* Task details: Repeat each record exactly as written, and drop any images.

— BEGIN Records provided —

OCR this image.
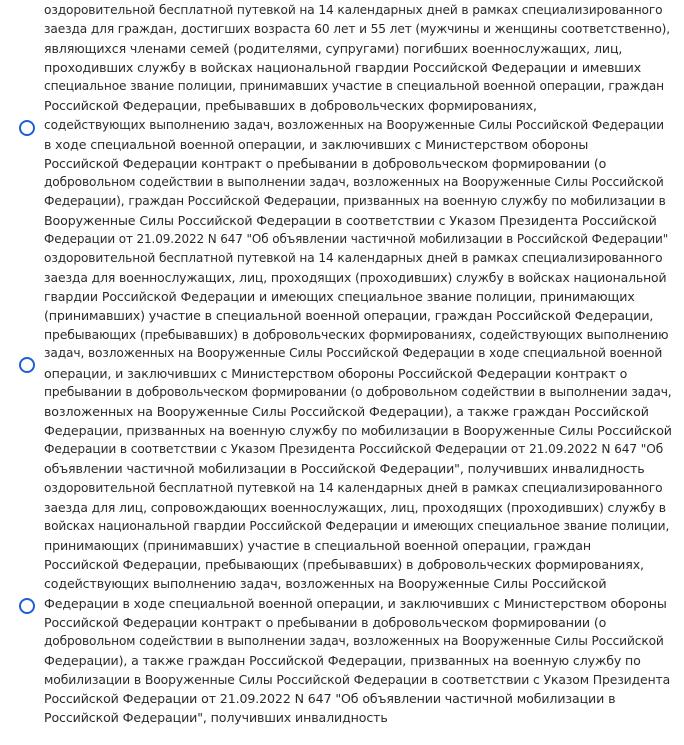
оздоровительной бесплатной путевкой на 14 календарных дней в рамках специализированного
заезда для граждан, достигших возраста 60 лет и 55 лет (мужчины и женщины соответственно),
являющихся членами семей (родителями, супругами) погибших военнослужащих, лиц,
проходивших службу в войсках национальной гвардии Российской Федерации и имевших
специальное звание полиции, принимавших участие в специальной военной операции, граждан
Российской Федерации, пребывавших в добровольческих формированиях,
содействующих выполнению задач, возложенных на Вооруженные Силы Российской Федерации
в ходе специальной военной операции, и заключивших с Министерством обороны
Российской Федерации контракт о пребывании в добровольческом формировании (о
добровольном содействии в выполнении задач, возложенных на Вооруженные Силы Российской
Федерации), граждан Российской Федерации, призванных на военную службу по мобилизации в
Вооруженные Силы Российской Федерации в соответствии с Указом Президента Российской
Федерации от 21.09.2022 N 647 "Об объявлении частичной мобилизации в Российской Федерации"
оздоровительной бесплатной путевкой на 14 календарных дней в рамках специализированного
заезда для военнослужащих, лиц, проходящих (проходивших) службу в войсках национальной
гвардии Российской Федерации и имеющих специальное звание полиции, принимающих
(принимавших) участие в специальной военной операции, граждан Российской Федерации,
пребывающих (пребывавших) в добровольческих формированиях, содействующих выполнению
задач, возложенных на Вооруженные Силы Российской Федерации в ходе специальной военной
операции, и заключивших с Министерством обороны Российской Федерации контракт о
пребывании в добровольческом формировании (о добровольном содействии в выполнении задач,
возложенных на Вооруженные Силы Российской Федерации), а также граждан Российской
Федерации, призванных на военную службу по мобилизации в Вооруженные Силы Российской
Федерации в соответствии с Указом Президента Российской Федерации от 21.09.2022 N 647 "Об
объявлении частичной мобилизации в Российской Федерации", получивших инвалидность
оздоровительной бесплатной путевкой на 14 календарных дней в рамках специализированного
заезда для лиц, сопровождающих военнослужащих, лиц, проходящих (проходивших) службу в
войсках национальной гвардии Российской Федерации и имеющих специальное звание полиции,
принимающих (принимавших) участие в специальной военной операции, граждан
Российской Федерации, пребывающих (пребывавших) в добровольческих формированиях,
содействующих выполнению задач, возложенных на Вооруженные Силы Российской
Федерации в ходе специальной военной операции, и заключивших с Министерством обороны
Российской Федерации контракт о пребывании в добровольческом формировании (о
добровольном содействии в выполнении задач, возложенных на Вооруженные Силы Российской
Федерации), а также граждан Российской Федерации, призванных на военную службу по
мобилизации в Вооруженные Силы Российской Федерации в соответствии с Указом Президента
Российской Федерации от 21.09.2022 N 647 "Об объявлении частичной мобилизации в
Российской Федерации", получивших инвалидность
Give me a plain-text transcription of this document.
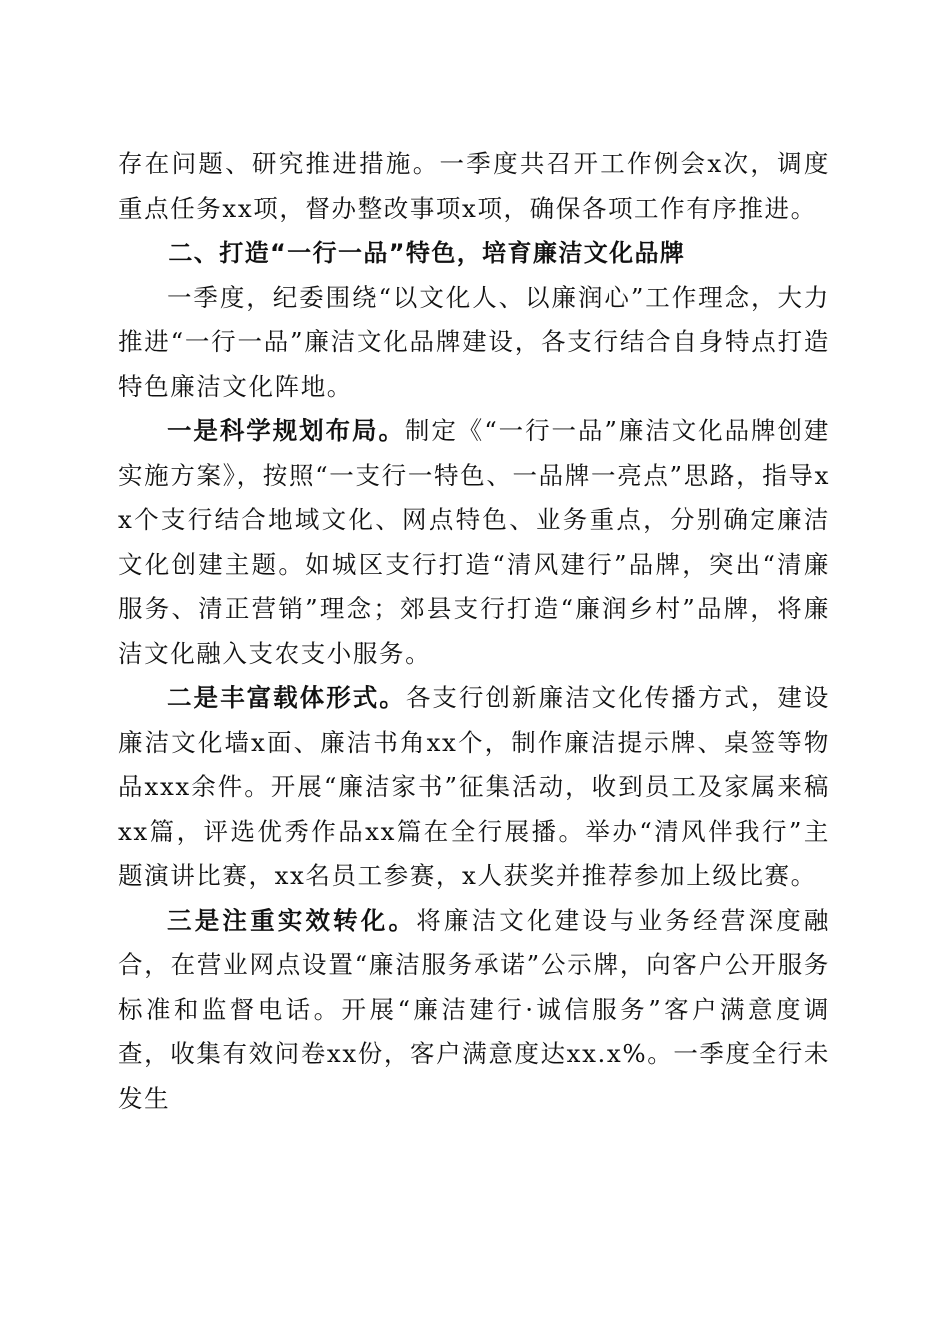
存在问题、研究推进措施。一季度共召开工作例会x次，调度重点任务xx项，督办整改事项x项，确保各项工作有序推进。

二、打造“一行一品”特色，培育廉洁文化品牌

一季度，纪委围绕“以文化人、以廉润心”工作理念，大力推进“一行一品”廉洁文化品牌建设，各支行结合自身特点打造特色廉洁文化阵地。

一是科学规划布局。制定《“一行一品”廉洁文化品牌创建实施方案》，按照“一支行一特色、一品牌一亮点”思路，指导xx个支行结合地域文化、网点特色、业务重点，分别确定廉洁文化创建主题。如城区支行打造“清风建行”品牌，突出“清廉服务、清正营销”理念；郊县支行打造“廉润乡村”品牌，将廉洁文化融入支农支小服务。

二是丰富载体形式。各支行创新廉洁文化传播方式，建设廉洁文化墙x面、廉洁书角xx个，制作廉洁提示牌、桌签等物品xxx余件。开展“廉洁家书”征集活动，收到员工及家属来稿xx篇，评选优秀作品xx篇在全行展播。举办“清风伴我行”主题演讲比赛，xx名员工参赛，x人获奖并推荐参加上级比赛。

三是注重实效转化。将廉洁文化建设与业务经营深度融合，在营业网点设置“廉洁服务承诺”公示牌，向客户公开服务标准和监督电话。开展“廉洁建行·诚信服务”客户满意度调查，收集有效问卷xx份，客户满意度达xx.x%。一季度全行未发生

— END Records provided —

* Solution to this exercise:
OCR this image.
оздоровительной бесплатной путевкой на 14 календарных дней в рамках специализированного
заезда для граждан, достигших возраста 60 лет и 55 лет (мужчины и женщины соответственно),
являющихся членами семей (родителями, супругами) погибших военнослужащих, лиц,
проходивших службу в войсках национальной гвардии Российской Федерации и имевших
специальное звание полиции, принимавших участие в специальной военной операции, граждан
Российской Федерации, пребывавших в добровольческих формированиях,
содействующих выполнению задач, возложенных на Вооруженные Силы Российской Федерации
в ходе специальной военной операции, и заключивших с Министерством обороны
Российской Федерации контракт о пребывании в добровольческом формировании (о
добровольном содействии в выполнении задач, возложенных на Вооруженные Силы Российской
Федерации), граждан Российской Федерации, призванных на военную службу по мобилизации в
Вооруженные Силы Российской Федерации в соответствии с Указом Президента Российской
Федерации от 21.09.2022 N 647 "Об объявлении частичной мобилизации в Российской Федерации"
оздоровительной бесплатной путевкой на 14 календарных дней в рамках специализированного
заезда для военнослужащих, лиц, проходящих (проходивших) службу в войсках национальной
гвардии Российской Федерации и имеющих специальное звание полиции, принимающих
(принимавших) участие в специальной военной операции, граждан Российской Федерации,
пребывающих (пребывавших) в добровольческих формированиях, содействующих выполнению
задач, возложенных на Вооруженные Силы Российской Федерации в ходе специальной военной
операции, и заключивших с Министерством обороны Российской Федерации контракт о
пребывании в добровольческом формировании (о добровольном содействии в выполнении задач,
возложенных на Вооруженные Силы Российской Федерации), а также граждан Российской
Федерации, призванных на военную службу по мобилизации в Вооруженные Силы Российской
Федерации в соответствии с Указом Президента Российской Федерации от 21.09.2022 N 647 "Об
объявлении частичной мобилизации в Российской Федерации", получивших инвалидность
оздоровительной бесплатной путевкой на 14 календарных дней в рамках специализированного
заезда для лиц, сопровождающих военнослужащих, лиц, проходящих (проходивших) службу в
войсках национальной гвардии Российской Федерации и имеющих специальное звание полиции,
принимающих (принимавших) участие в специальной военной операции, граждан
Российской Федерации, пребывающих (пребывавших) в добровольческих формированиях,
содействующих выполнению задач, возложенных на Вооруженные Силы Российской
Федерации в ходе специальной военной операции, и заключивших с Министерством обороны
Российской Федерации контракт о пребывании в добровольческом формировании (о
добровольном содействии в выполнении задач, возложенных на Вооруженные Силы Российской
Федерации), а также граждан Российской Федерации, призванных на военную службу по
мобилизации в Вооруженные Силы Российской Федерации в соответствии с Указом Президента
Российской Федерации от 21.09.2022 N 647 "Об объявлении частичной мобилизации в
Российской Федерации", получивших инвалидность
Give me a plain-text transcription of this document.
存在问题、研究推进措施。一季度共召开工作例会x次，调度重点任务xx项，督办整改事项x项，确保各项工作有序推进。

二、打造“一行一品”特色，培育廉洁文化品牌

一季度，纪委围绕“以文化人、以廉润心”工作理念，大力推进“一行一品”廉洁文化品牌建设，各支行结合自身特点打造特色廉洁文化阵地。

一是科学规划布局。制定《“一行一品”廉洁文化品牌创建实施方案》，按照“一支行一特色、一品牌一亮点”思路，指导xx个支行结合地域文化、网点特色、业务重点，分别确定廉洁文化创建主题。如城区支行打造“清风建行”品牌，突出“清廉服务、清正营销”理念；郊县支行打造“廉润乡村”品牌，将廉洁文化融入支农支小服务。

二是丰富载体形式。各支行创新廉洁文化传播方式，建设廉洁文化墙x面、廉洁书角xx个，制作廉洁提示牌、桌签等物品xxx余件。开展“廉洁家书”征集活动，收到员工及家属来稿xx篇，评选优秀作品xx篇在全行展播。举办“清风伴我行”主题演讲比赛，xx名员工参赛，x人获奖并推荐参加上级比赛。

三是注重实效转化。将廉洁文化建设与业务经营深度融合，在营业网点设置“廉洁服务承诺”公示牌，向客户公开服务标准和监督电话。开展“廉洁建行·诚信服务”客户满意度调查，收集有效问卷xx份，客户满意度达xx.x%。一季度全行未发生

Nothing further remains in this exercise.